▶ [Exercise directions]: Tally how many lines hold the string "софинансирование". Your reply should be that number alone.
-- START --
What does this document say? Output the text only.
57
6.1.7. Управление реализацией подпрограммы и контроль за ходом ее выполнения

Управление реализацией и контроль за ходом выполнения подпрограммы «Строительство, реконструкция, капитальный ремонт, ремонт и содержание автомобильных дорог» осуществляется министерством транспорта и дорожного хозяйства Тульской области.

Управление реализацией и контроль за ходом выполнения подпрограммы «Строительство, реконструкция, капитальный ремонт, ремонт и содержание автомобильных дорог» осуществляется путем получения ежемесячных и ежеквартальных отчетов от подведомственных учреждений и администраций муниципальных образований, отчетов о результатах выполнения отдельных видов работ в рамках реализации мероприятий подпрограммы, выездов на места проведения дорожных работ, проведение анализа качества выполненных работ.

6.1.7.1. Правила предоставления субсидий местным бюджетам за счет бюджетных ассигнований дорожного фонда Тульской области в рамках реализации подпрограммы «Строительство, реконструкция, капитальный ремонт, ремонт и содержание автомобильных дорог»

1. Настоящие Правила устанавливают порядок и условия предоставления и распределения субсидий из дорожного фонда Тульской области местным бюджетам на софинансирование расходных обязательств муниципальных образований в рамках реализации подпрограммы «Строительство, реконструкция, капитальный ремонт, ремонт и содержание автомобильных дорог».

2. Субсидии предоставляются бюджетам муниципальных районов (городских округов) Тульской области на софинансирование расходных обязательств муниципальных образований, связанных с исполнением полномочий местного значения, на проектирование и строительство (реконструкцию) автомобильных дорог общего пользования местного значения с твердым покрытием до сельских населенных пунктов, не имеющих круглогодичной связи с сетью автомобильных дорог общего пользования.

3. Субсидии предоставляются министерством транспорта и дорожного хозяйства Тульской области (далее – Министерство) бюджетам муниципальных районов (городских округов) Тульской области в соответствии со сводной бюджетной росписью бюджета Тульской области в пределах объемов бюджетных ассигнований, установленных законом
-- END --
▶ [Expected answer]: 2